**Do this**
Reproduce every record below exactly as written, leaving out any pictures.

**Records shown**
# # # #

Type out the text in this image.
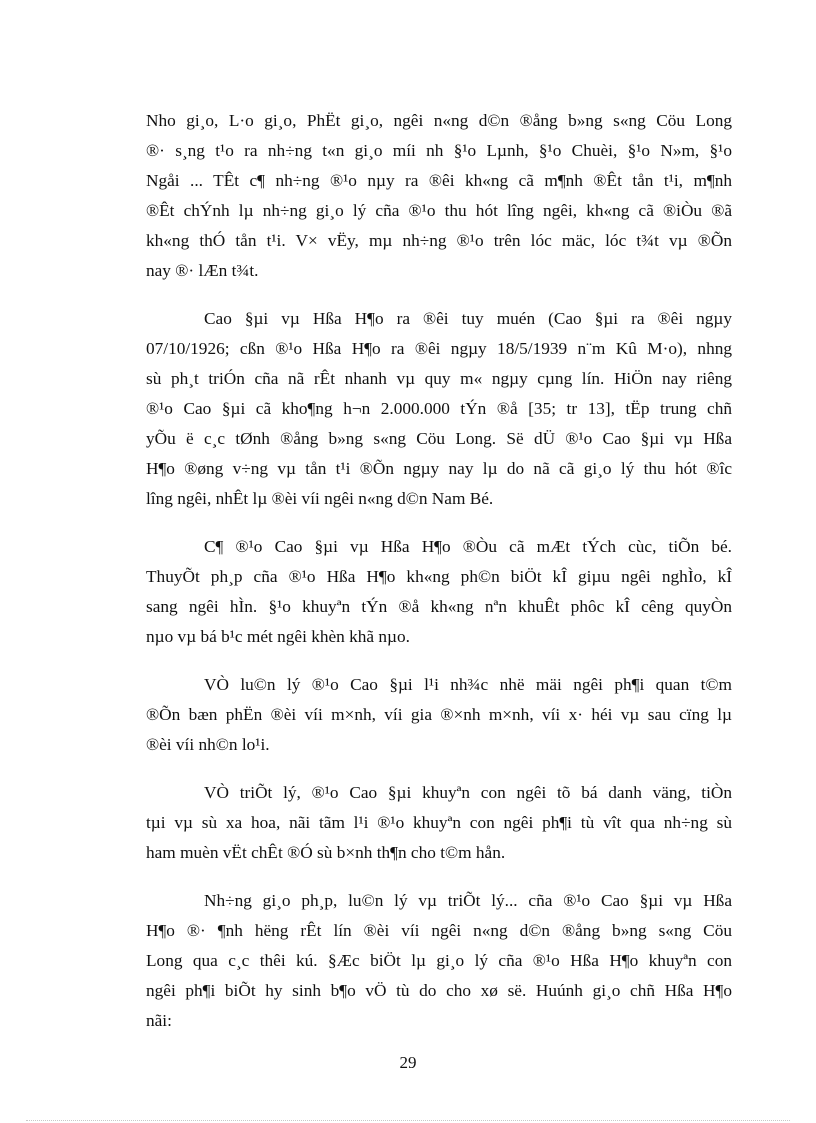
Nho gi¸o, L·o gi¸o, PhËt gi¸o, ngêi n«ng d©n ®ång b»ng s«ng Cöu Long
®· s¸ng t¹o ra nh÷ng t«n gi¸o míi nh §¹o Lµnh, §¹o Chuèi, §¹o N»m, §¹o
Ngåi ... TÊt c¶ nh÷ng ®¹o nµy ra ®êi kh«ng cã m¶nh ®Êt tån t¹i, m¶nh
®Êt chÝnh lµ nh÷ng gi¸o lý cña ®¹o thu hót lîng ngêi, kh«ng cã ®iÒu ®ã
kh«ng thÓ tån t¹i. V× vËy, mµ nh÷ng ®¹o trên lóc mäc, lóc t¾t vµ ®Õn
nay ®· lÆn t¾t.
Cao §µi vµ Hßa H¶o ra ®êi tuy muén (Cao §µi ra ®êi ngµy
07/10/1926; cßn ®¹o Hßa H¶o ra ®êi ngµy 18/5/1939 n¨m Kû M·o), nhng
sù ph¸t triÓn cña nã rÊt nhanh vµ quy m« ngµy cµng lín. HiÖn nay riêng
®¹o Cao §µi cã kho¶ng h¬n 2.000.000 tÝn ®å [35; tr 13], tËp trung chñ
yÕu ë c¸c tØnh ®ång b»ng s«ng Cöu Long. Së dÜ ®¹o Cao §µi vµ Hßa
H¶o ®øng v÷ng vµ tån t¹i ®Õn ngµy nay lµ do nã cã gi¸o lý thu hót ®îc
lîng ngêi, nhÊt lµ ®èi víi ngêi n«ng d©n Nam Bé.
C¶ ®¹o Cao §µi vµ Hßa H¶o ®Òu cã mÆt tÝch cùc, tiÕn bé.
ThuyÕt ph¸p cña ®¹o Hßa H¶o kh«ng ph©n biÖt kÎ giµu ngêi nghÌo, kÎ
sang ngêi hÌn. §¹o khuyªn tÝn ®å kh«ng nªn khuÊt phôc kÎ cêng quyÒn
nµo vµ bá b¹c mét ngêi khèn khã nµo.
VÒ lu©n lý ®¹o Cao §µi l¹i nh¾c nhë mäi ngêi ph¶i quan t©m
®Õn bæn phËn ®èi víi m×nh, víi gia ®×nh m×nh, víi x· héi vµ sau cïng lµ
®èi víi nh©n lo¹i.
VÒ triÕt lý, ®¹o Cao §µi khuyªn con ngêi tõ bá danh väng, tiÒn
tµi vµ sù xa hoa, nãi tãm l¹i ®¹o khuyªn con ngêi ph¶i tù vît qua nh÷ng sù
ham muèn vËt chÊt ®Ó sù b×nh th¶n cho t©m hån.
Nh÷ng gi¸o ph¸p, lu©n lý vµ triÕt lý... cña ®¹o Cao §µi vµ Hßa
H¶o ®· ¶nh hëng rÊt lín ®èi víi ngêi n«ng d©n ®ång b»ng s«ng Cöu
Long qua c¸c thêi kú. §Æc biÖt lµ gi¸o lý cña ®¹o Hßa H¶o khuyªn con
ngêi ph¶i biÕt hy sinh b¶o vÖ tù do cho xø së. Huúnh gi¸o chñ Hßa H¶o
nãi:
29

# # # #

**Answer for this exercise**
Type out the text in this image.
Nho gi¸o, L·o gi¸o, PhËt gi¸o, ngêi n«ng d©n ®ång b»ng s«ng Cöu Long
®· s¸ng t¹o ra nh÷ng t«n gi¸o míi nh §¹o Lµnh, §¹o Chuèi, §¹o N»m, §¹o
Ngåi ... TÊt c¶ nh÷ng ®¹o nµy ra ®êi kh«ng cã m¶nh ®Êt tån t¹i, m¶nh
®Êt chÝnh lµ nh÷ng gi¸o lý cña ®¹o thu hót lîng ngêi, kh«ng cã ®iÒu ®ã
kh«ng thÓ tån t¹i. V× vËy, mµ nh÷ng ®¹o trên lóc mäc, lóc t¾t vµ ®Õn
nay ®· lÆn t¾t.
Cao §µi vµ Hßa H¶o ra ®êi tuy muén (Cao §µi ra ®êi ngµy
07/10/1926; cßn ®¹o Hßa H¶o ra ®êi ngµy 18/5/1939 n¨m Kû M·o), nhng
sù ph¸t triÓn cña nã rÊt nhanh vµ quy m« ngµy cµng lín. HiÖn nay riêng
®¹o Cao §µi cã kho¶ng h¬n 2.000.000 tÝn ®å [35; tr 13], tËp trung chñ
yÕu ë c¸c tØnh ®ång b»ng s«ng Cöu Long. Së dÜ ®¹o Cao §µi vµ Hßa
H¶o ®øng v÷ng vµ tån t¹i ®Õn ngµy nay lµ do nã cã gi¸o lý thu hót ®îc
lîng ngêi, nhÊt lµ ®èi víi ngêi n«ng d©n Nam Bé.
C¶ ®¹o Cao §µi vµ Hßa H¶o ®Òu cã mÆt tÝch cùc, tiÕn bé.
ThuyÕt ph¸p cña ®¹o Hßa H¶o kh«ng ph©n biÖt kÎ giµu ngêi nghÌo, kÎ
sang ngêi hÌn. §¹o khuyªn tÝn ®å kh«ng nªn khuÊt phôc kÎ cêng quyÒn
nµo vµ bá b¹c mét ngêi khèn khã nµo.
VÒ lu©n lý ®¹o Cao §µi l¹i nh¾c nhë mäi ngêi ph¶i quan t©m
®Õn bæn phËn ®èi víi m×nh, víi gia ®×nh m×nh, víi x· héi vµ sau cïng lµ
®èi víi nh©n lo¹i.
VÒ triÕt lý, ®¹o Cao §µi khuyªn con ngêi tõ bá danh väng, tiÒn
tµi vµ sù xa hoa, nãi tãm l¹i ®¹o khuyªn con ngêi ph¶i tù vît qua nh÷ng sù
ham muèn vËt chÊt ®Ó sù b×nh th¶n cho t©m hån.
Nh÷ng gi¸o ph¸p, lu©n lý vµ triÕt lý... cña ®¹o Cao §µi vµ Hßa
H¶o ®· ¶nh hëng rÊt lín ®èi víi ngêi n«ng d©n ®ång b»ng s«ng Cöu
Long qua c¸c thêi kú. §Æc biÖt lµ gi¸o lý cña ®¹o Hßa H¶o khuyªn con
ngêi ph¶i biÕt hy sinh b¶o vÖ tù do cho xø së. Huúnh gi¸o chñ Hßa H¶o
nãi:
29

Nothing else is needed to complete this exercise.